Transcribe each record exactly. Include every one.

-- DATA FOR PROCESSING --
^^^^^^^^^^^^^^^^
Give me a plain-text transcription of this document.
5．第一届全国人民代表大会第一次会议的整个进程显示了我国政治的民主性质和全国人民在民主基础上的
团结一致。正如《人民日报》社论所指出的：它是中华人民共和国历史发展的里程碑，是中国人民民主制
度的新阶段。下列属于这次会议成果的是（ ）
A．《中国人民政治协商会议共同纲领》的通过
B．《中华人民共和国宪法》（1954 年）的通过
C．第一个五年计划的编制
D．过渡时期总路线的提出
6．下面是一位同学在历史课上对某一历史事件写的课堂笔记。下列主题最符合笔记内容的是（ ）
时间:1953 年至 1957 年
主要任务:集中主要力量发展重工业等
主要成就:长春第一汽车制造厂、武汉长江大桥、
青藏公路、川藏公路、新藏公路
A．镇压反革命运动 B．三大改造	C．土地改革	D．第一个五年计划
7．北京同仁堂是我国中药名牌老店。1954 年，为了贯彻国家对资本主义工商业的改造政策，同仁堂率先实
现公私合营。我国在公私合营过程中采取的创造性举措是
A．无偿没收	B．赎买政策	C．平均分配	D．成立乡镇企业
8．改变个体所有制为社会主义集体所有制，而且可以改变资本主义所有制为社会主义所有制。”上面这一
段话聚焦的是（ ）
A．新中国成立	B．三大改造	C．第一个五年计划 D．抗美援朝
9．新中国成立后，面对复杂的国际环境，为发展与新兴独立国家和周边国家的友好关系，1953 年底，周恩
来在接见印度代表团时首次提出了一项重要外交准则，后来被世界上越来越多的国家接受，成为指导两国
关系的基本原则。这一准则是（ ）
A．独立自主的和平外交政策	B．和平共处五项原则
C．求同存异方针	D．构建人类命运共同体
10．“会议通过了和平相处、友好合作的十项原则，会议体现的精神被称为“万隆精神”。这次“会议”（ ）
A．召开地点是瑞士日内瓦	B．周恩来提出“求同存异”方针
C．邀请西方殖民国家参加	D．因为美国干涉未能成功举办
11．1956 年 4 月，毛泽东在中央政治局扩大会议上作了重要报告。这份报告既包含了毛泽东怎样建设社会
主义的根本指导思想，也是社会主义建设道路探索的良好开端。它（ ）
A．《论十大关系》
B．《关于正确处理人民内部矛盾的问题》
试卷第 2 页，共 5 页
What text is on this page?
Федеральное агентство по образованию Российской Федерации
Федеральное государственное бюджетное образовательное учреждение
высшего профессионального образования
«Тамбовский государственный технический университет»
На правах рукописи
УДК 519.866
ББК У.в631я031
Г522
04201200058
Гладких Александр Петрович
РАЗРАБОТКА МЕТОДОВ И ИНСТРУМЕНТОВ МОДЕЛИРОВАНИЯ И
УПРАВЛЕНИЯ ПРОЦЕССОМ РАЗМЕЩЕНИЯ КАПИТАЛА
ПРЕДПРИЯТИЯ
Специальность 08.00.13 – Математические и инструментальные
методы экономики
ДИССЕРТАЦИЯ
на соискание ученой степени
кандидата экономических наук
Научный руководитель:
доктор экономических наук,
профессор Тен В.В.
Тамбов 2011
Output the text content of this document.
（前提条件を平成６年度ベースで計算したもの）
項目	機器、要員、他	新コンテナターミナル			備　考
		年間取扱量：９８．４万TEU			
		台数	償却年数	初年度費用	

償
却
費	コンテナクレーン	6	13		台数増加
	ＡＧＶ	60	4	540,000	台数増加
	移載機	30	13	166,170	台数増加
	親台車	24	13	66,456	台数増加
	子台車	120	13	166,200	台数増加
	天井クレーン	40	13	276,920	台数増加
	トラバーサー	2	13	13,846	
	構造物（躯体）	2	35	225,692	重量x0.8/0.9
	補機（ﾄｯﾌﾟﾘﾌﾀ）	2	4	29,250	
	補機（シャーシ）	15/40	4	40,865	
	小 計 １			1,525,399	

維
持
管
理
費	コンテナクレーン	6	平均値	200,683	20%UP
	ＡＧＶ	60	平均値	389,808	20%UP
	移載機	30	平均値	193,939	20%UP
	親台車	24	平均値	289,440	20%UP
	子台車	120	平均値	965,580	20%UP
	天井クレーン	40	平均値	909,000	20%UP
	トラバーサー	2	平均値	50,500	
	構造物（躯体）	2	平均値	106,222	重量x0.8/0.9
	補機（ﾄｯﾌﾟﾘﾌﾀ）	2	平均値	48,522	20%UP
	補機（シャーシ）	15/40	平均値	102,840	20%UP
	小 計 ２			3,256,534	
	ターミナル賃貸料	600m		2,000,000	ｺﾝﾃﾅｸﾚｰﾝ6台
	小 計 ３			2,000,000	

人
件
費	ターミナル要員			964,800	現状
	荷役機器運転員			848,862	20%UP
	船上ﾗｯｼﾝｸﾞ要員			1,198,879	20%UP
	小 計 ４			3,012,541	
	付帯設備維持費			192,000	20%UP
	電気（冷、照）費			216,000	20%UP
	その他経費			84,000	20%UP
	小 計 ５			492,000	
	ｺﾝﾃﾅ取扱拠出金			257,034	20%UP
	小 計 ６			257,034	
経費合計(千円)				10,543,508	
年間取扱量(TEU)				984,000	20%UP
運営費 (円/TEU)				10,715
^^^^^^^^^^^^^^^^
-- EXERCISE OUTPUT --
Give me a plain-text transcription of this document.
5．第一届全国人民代表大会第一次会议的整个进程显示了我国政治的民主性质和全国人民在民主基础上的
团结一致。正如《人民日报》社论所指出的：它是中华人民共和国历史发展的里程碑，是中国人民民主制
度的新阶段。下列属于这次会议成果的是（ ）
A．《中国人民政治协商会议共同纲领》的通过
B．《中华人民共和国宪法》（1954 年）的通过
C．第一个五年计划的编制
D．过渡时期总路线的提出
6．下面是一位同学在历史课上对某一历史事件写的课堂笔记。下列主题最符合笔记内容的是（ ）
时间:1953 年至 1957 年
主要任务:集中主要力量发展重工业等
主要成就:长春第一汽车制造厂、武汉长江大桥、
青藏公路、川藏公路、新藏公路
A．镇压反革命运动 B．三大改造	C．土地改革	D．第一个五年计划
7．北京同仁堂是我国中药名牌老店。1954 年，为了贯彻国家对资本主义工商业的改造政策，同仁堂率先实
现公私合营。我国在公私合营过程中采取的创造性举措是
A．无偿没收	B．赎买政策	C．平均分配	D．成立乡镇企业
8．改变个体所有制为社会主义集体所有制，而且可以改变资本主义所有制为社会主义所有制。”上面这一
段话聚焦的是（ ）
A．新中国成立	B．三大改造	C．第一个五年计划 D．抗美援朝
9．新中国成立后，面对复杂的国际环境，为发展与新兴独立国家和周边国家的友好关系，1953 年底，周恩
来在接见印度代表团时首次提出了一项重要外交准则，后来被世界上越来越多的国家接受，成为指导两国
关系的基本原则。这一准则是（ ）
A．独立自主的和平外交政策	B．和平共处五项原则
C．求同存异方针	D．构建人类命运共同体
10．“会议通过了和平相处、友好合作的十项原则，会议体现的精神被称为“万隆精神”。这次“会议”（ ）
A．召开地点是瑞士日内瓦	B．周恩来提出“求同存异”方针
C．邀请西方殖民国家参加	D．因为美国干涉未能成功举办
11．1956 年 4 月，毛泽东在中央政治局扩大会议上作了重要报告。这份报告既包含了毛泽东怎样建设社会
主义的根本指导思想，也是社会主义建设道路探索的良好开端。它（ ）
A．《论十大关系》
B．《关于正确处理人民内部矛盾的问题》
试卷第 2 页，共 5 页
What text is on this page?
Федеральное агентство по образованию Российской Федерации
Федеральное государственное бюджетное образовательное учреждение
высшего профессионального образования
«Тамбовский государственный технический университет»
На правах рукописи
УДК 519.866
ББК У.в631я031
Г522
04201200058
Гладких Александр Петрович
РАЗРАБОТКА МЕТОДОВ И ИНСТРУМЕНТОВ МОДЕЛИРОВАНИЯ И
УПРАВЛЕНИЯ ПРОЦЕССОМ РАЗМЕЩЕНИЯ КАПИТАЛА
ПРЕДПРИЯТИЯ
Специальность 08.00.13 – Математические и инструментальные
методы экономики
ДИССЕРТАЦИЯ
на соискание ученой степени
кандидата экономических наук
Научный руководитель:
доктор экономических наук,
профессор Тен В.В.
Тамбов 2011
Output the text content of this document.
（前提条件を平成６年度ベースで計算したもの）
項目	機器、要員、他	新コンテナターミナル			備　考
		年間取扱量：９８．４万TEU			
		台数	償却年数	初年度費用	

償
却
費	コンテナクレーン	6	13		台数増加
	ＡＧＶ	60	4	540,000	台数増加
	移載機	30	13	166,170	台数増加
	親台車	24	13	66,456	台数増加
	子台車	120	13	166,200	台数増加
	天井クレーン	40	13	276,920	台数増加
	トラバーサー	2	13	13,846	
	構造物（躯体）	2	35	225,692	重量x0.8/0.9
	補機（ﾄｯﾌﾟﾘﾌﾀ）	2	4	29,250	
	補機（シャーシ）	15/40	4	40,865	
	小 計 １			1,525,399	

維
持
管
理
費	コンテナクレーン	6	平均値	200,683	20%UP
	ＡＧＶ	60	平均値	389,808	20%UP
	移載機	30	平均値	193,939	20%UP
	親台車	24	平均値	289,440	20%UP
	子台車	120	平均値	965,580	20%UP
	天井クレーン	40	平均値	909,000	20%UP
	トラバーサー	2	平均値	50,500	
	構造物（躯体）	2	平均値	106,222	重量x0.8/0.9
	補機（ﾄｯﾌﾟﾘﾌﾀ）	2	平均値	48,522	20%UP
	補機（シャーシ）	15/40	平均値	102,840	20%UP
	小 計 ２			3,256,534	
	ターミナル賃貸料	600m		2,000,000	ｺﾝﾃﾅｸﾚｰﾝ6台
	小 計 ３			2,000,000	

人
件
費	ターミナル要員			964,800	現状
	荷役機器運転員			848,862	20%UP
	船上ﾗｯｼﾝｸﾞ要員			1,198,879	20%UP
	小 計 ４			3,012,541	
	付帯設備維持費			192,000	20%UP
	電気（冷、照）費			216,000	20%UP
	その他経費			84,000	20%UP
	小 計 ５			492,000	
	ｺﾝﾃﾅ取扱拠出金			257,034	20%UP
	小 計 ６			257,034	
経費合計(千円)				10,543,508	
年間取扱量(TEU)				984,000	20%UP
運営費 (円/TEU)				10,715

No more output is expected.